(MATERIAL FOR THIS EXERCISE):

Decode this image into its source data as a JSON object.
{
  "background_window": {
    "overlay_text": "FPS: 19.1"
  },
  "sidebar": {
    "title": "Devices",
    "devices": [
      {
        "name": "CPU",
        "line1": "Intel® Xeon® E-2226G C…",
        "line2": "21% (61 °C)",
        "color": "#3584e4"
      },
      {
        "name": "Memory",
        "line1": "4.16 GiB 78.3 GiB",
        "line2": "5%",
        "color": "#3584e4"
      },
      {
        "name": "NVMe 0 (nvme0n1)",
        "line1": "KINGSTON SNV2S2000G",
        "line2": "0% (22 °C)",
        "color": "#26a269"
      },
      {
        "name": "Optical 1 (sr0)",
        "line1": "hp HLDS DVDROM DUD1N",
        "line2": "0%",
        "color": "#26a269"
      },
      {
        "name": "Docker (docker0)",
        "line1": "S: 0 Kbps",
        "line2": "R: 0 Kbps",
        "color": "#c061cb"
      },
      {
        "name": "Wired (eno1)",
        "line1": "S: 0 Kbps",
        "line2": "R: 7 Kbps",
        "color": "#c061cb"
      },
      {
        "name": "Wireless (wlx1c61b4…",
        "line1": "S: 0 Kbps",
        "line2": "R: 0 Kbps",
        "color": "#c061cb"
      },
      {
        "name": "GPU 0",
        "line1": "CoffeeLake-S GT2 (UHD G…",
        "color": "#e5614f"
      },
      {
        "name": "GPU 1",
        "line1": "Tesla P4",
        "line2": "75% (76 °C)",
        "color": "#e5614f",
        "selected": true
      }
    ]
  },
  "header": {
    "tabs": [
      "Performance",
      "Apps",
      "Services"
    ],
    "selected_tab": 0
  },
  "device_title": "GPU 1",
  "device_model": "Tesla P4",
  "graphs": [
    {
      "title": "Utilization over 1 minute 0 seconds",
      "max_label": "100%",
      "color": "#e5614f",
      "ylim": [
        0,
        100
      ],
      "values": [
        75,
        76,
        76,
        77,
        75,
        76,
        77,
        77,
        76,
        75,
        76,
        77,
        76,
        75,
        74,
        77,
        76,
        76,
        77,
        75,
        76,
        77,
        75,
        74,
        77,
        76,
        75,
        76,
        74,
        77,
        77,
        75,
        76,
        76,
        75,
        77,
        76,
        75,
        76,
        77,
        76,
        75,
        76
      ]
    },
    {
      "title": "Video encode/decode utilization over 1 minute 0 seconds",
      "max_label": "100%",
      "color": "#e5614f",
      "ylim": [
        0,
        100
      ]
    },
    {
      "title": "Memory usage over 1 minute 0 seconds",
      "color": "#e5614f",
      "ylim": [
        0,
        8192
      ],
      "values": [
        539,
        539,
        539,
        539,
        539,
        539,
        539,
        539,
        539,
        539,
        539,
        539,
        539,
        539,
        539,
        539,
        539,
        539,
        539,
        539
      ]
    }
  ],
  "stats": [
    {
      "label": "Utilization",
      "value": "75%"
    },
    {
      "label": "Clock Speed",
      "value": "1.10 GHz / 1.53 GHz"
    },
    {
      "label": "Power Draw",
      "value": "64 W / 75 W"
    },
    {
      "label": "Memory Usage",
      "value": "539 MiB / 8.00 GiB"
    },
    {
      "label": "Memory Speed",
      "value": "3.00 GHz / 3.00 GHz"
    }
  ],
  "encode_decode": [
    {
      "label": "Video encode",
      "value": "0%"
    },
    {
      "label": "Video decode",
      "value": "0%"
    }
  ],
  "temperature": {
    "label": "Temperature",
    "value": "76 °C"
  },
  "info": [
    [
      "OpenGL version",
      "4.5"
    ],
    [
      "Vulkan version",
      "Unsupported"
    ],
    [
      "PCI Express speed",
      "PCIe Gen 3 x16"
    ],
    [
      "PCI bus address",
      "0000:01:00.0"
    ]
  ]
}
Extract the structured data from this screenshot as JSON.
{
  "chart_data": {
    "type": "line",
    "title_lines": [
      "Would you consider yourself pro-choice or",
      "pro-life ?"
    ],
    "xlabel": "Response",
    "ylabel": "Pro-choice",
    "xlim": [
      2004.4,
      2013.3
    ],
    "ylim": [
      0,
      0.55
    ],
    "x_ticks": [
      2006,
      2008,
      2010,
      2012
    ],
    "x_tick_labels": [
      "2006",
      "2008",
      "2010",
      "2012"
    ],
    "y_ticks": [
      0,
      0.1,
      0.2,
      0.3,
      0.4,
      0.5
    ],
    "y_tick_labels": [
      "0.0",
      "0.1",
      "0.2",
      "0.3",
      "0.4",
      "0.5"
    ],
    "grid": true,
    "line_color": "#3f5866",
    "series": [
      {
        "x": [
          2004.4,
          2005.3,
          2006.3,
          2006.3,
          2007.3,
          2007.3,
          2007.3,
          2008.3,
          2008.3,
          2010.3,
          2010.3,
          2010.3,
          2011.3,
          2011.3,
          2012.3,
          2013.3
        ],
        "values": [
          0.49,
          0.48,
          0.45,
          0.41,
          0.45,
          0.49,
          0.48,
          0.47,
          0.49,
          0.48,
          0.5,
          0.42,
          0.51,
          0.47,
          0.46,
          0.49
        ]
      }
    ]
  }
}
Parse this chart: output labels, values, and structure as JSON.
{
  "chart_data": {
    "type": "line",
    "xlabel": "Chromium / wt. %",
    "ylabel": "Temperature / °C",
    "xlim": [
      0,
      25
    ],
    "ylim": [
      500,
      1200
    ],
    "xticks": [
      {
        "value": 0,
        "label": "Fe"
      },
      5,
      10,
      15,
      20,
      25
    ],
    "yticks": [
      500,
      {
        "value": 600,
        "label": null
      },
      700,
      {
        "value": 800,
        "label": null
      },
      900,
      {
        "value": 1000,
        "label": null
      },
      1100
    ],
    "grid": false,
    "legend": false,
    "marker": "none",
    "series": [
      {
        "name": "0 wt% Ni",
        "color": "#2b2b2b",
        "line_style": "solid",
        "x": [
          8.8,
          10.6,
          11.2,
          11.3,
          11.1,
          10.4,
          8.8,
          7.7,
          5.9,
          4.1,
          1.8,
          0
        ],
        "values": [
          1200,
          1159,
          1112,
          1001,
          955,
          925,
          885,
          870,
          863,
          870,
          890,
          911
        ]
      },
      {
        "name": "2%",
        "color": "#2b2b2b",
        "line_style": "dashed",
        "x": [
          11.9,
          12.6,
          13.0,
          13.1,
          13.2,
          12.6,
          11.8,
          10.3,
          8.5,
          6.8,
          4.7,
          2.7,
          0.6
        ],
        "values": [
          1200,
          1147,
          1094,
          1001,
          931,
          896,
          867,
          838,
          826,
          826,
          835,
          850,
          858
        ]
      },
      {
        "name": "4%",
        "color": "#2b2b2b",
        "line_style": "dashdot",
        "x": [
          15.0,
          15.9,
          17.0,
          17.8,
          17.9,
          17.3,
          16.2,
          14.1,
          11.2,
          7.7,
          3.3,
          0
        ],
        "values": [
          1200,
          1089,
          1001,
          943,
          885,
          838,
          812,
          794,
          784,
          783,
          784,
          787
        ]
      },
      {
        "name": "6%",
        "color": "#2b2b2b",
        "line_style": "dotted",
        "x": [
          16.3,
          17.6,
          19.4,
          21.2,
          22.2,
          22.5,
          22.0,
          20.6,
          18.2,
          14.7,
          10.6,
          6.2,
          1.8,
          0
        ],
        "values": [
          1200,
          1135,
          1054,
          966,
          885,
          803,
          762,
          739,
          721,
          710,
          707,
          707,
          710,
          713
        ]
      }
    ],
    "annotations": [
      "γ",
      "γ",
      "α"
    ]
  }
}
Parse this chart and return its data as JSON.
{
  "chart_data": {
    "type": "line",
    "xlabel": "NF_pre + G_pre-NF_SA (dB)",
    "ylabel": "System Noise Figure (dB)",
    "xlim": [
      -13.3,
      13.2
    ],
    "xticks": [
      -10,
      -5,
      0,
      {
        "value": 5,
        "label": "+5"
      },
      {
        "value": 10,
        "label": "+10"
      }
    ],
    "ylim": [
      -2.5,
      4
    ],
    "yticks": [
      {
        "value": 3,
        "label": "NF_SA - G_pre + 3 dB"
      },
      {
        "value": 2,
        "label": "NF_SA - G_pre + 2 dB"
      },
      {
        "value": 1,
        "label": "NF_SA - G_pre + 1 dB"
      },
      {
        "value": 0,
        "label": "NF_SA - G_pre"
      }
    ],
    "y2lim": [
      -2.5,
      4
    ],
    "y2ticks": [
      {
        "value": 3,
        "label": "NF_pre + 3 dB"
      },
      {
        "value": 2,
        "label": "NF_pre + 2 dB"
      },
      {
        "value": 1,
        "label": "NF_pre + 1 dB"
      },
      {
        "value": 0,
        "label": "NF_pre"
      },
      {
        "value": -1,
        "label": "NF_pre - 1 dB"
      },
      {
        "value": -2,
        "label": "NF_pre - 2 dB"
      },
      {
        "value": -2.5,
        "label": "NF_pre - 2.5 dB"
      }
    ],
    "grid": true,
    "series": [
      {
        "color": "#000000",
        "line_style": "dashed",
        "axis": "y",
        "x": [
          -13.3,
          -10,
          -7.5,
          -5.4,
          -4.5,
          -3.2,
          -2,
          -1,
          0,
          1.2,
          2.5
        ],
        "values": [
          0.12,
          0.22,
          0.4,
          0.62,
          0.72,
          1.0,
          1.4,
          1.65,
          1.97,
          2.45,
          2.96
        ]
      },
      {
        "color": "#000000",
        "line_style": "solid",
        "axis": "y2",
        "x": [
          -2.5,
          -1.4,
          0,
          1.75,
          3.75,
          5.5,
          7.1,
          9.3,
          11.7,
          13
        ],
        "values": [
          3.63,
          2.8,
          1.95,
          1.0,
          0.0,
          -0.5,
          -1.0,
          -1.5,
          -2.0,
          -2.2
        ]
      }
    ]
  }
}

(WHAT IS REQUIRED): Check each line of these records for the string "Memory" and state only how many lines have it.

(THE ANSWER): 4